> **Task objective**
Restate every entry word for word.

> **Input records**
—————
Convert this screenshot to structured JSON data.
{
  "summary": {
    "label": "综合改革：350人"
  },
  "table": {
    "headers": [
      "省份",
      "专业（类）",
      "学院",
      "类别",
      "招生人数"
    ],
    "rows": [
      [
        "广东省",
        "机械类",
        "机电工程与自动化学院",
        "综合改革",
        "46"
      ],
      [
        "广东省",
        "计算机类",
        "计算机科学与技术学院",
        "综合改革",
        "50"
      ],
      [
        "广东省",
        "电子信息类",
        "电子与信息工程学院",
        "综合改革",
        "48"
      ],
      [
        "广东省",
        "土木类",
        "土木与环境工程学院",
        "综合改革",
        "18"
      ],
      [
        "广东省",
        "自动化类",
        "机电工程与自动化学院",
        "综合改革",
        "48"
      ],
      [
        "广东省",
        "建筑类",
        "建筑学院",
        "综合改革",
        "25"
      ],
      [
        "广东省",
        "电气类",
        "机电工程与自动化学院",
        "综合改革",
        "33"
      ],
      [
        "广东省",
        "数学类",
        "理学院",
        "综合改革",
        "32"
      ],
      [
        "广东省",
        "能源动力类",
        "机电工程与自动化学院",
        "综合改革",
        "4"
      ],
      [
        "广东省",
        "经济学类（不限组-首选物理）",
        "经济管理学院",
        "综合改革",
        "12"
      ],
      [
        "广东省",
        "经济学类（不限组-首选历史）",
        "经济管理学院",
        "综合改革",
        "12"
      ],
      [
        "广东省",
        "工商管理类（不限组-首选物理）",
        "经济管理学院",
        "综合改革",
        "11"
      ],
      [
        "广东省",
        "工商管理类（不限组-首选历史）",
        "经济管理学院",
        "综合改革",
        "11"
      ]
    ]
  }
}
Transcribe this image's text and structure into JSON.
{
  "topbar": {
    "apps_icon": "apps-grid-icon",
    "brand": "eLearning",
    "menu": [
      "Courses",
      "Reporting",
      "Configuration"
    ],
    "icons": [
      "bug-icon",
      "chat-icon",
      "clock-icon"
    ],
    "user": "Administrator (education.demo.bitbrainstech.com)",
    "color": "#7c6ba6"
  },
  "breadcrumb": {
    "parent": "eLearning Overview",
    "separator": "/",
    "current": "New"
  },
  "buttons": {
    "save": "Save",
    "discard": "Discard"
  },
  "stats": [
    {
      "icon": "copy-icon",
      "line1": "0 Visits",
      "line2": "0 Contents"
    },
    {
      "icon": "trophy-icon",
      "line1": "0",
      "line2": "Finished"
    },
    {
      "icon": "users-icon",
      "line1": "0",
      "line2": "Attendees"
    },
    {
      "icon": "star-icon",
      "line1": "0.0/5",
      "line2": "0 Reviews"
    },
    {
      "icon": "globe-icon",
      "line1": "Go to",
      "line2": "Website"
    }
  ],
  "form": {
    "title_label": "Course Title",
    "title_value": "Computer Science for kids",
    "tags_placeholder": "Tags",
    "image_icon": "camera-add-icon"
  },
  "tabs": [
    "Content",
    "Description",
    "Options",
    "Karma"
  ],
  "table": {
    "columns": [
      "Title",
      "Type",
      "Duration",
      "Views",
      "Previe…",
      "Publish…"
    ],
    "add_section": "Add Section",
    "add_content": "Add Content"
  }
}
—————
> **Reply**
Convert this screenshot to structured JSON data.
{
  "summary": {
    "label": "综合改革：350人"
  },
  "table": {
    "headers": [
      "省份",
      "专业（类）",
      "学院",
      "类别",
      "招生人数"
    ],
    "rows": [
      [
        "广东省",
        "机械类",
        "机电工程与自动化学院",
        "综合改革",
        "46"
      ],
      [
        "广东省",
        "计算机类",
        "计算机科学与技术学院",
        "综合改革",
        "50"
      ],
      [
        "广东省",
        "电子信息类",
        "电子与信息工程学院",
        "综合改革",
        "48"
      ],
      [
        "广东省",
        "土木类",
        "土木与环境工程学院",
        "综合改革",
        "18"
      ],
      [
        "广东省",
        "自动化类",
        "机电工程与自动化学院",
        "综合改革",
        "48"
      ],
      [
        "广东省",
        "建筑类",
        "建筑学院",
        "综合改革",
        "25"
      ],
      [
        "广东省",
        "电气类",
        "机电工程与自动化学院",
        "综合改革",
        "33"
      ],
      [
        "广东省",
        "数学类",
        "理学院",
        "综合改革",
        "32"
      ],
      [
        "广东省",
        "能源动力类",
        "机电工程与自动化学院",
        "综合改革",
        "4"
      ],
      [
        "广东省",
        "经济学类（不限组-首选物理）",
        "经济管理学院",
        "综合改革",
        "12"
      ],
      [
        "广东省",
        "经济学类（不限组-首选历史）",
        "经济管理学院",
        "综合改革",
        "12"
      ],
      [
        "广东省",
        "工商管理类（不限组-首选物理）",
        "经济管理学院",
        "综合改革",
        "11"
      ],
      [
        "广东省",
        "工商管理类（不限组-首选历史）",
        "经济管理学院",
        "综合改革",
        "11"
      ]
    ]
  }
}
Transcribe this image's text and structure into JSON.
{
  "topbar": {
    "apps_icon": "apps-grid-icon",
    "brand": "eLearning",
    "menu": [
      "Courses",
      "Reporting",
      "Configuration"
    ],
    "icons": [
      "bug-icon",
      "chat-icon",
      "clock-icon"
    ],
    "user": "Administrator (education.demo.bitbrainstech.com)",
    "color": "#7c6ba6"
  },
  "breadcrumb": {
    "parent": "eLearning Overview",
    "separator": "/",
    "current": "New"
  },
  "buttons": {
    "save": "Save",
    "discard": "Discard"
  },
  "stats": [
    {
      "icon": "copy-icon",
      "line1": "0 Visits",
      "line2": "0 Contents"
    },
    {
      "icon": "trophy-icon",
      "line1": "0",
      "line2": "Finished"
    },
    {
      "icon": "users-icon",
      "line1": "0",
      "line2": "Attendees"
    },
    {
      "icon": "star-icon",
      "line1": "0.0/5",
      "line2": "0 Reviews"
    },
    {
      "icon": "globe-icon",
      "line1": "Go to",
      "line2": "Website"
    }
  ],
  "form": {
    "title_label": "Course Title",
    "title_value": "Computer Science for kids",
    "tags_placeholder": "Tags",
    "image_icon": "camera-add-icon"
  },
  "tabs": [
    "Content",
    "Description",
    "Options",
    "Karma"
  ],
  "table": {
    "columns": [
      "Title",
      "Type",
      "Duration",
      "Views",
      "Previe…",
      "Publish…"
    ],
    "add_section": "Add Section",
    "add_content": "Add Content"
  }
}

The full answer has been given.